» **DATASET EXTRACT**
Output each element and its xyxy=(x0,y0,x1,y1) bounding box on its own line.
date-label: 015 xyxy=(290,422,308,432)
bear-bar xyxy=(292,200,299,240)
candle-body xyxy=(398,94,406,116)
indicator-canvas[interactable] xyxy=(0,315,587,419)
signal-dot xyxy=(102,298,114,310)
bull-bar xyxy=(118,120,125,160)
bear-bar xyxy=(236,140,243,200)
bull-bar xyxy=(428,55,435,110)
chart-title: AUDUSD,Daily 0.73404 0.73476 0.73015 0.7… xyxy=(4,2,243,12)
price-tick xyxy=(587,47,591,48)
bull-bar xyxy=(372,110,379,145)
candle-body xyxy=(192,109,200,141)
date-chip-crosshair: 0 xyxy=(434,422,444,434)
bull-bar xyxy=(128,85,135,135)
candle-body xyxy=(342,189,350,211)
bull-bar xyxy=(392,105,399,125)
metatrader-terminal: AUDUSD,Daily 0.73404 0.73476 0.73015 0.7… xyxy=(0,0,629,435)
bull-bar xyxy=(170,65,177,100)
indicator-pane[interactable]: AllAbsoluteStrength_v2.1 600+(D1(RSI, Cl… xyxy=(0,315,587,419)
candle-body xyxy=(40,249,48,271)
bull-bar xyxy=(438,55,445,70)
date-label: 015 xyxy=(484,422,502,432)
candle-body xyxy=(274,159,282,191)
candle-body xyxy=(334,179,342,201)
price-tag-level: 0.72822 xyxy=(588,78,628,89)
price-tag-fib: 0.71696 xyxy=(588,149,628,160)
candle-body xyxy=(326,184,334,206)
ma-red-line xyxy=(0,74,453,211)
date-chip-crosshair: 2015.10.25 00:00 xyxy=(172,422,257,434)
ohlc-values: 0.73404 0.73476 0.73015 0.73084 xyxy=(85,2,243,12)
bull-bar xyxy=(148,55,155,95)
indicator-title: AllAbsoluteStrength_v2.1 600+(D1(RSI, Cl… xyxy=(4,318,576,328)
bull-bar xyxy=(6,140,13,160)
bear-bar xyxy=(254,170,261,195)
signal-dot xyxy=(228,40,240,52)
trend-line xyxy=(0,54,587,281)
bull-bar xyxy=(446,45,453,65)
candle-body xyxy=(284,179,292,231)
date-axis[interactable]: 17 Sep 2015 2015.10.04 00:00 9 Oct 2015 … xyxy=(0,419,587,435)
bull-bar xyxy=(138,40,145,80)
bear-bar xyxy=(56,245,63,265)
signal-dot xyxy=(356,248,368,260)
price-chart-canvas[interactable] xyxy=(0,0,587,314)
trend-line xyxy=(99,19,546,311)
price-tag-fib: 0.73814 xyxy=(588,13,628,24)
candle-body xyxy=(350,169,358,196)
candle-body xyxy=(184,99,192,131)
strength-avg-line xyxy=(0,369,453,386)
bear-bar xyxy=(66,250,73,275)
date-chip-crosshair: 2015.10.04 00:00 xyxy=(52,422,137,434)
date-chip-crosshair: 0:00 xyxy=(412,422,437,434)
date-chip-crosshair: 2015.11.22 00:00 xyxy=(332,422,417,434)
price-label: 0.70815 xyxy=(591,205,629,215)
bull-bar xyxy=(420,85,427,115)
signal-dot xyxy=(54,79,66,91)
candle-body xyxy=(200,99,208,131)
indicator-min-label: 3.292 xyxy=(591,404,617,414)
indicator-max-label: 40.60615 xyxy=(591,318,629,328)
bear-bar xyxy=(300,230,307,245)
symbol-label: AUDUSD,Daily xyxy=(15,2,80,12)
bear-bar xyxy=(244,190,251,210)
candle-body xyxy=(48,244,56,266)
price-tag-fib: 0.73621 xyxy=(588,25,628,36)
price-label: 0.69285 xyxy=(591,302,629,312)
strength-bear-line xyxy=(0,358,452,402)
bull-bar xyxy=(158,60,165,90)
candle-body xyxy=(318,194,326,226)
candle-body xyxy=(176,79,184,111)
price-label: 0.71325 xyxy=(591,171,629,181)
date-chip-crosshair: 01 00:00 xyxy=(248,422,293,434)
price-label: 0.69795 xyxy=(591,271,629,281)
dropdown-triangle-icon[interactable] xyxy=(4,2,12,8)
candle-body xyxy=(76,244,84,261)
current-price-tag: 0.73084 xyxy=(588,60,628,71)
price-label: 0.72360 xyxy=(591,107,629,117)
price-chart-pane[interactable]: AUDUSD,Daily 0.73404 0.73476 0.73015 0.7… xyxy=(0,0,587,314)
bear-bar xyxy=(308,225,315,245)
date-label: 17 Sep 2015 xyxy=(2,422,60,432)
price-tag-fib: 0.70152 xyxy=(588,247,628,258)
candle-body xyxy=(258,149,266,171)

» **THE TASK**
Reproduce the data line for line, beginning at its first line and stopping after the line that contains "bull-bar xyxy=(170,65,177,100)".

» **FINISHED EXERCISE**
Output each element and its xyxy=(x0,y0,x1,y1) bounding box on its own line.
date-label: 015 xyxy=(290,422,308,432)
bear-bar xyxy=(292,200,299,240)
candle-body xyxy=(398,94,406,116)
indicator-canvas[interactable] xyxy=(0,315,587,419)
signal-dot xyxy=(102,298,114,310)
bull-bar xyxy=(118,120,125,160)
bear-bar xyxy=(236,140,243,200)
bull-bar xyxy=(428,55,435,110)
chart-title: AUDUSD,Daily 0.73404 0.73476 0.73015 0.7… xyxy=(4,2,243,12)
price-tick xyxy=(587,47,591,48)
bull-bar xyxy=(372,110,379,145)
candle-body xyxy=(192,109,200,141)
date-chip-crosshair: 0 xyxy=(434,422,444,434)
bull-bar xyxy=(128,85,135,135)
candle-body xyxy=(342,189,350,211)
bull-bar xyxy=(392,105,399,125)
metatrader-terminal: AUDUSD,Daily 0.73404 0.73476 0.73015 0.7… xyxy=(0,0,629,435)
bull-bar xyxy=(170,65,177,100)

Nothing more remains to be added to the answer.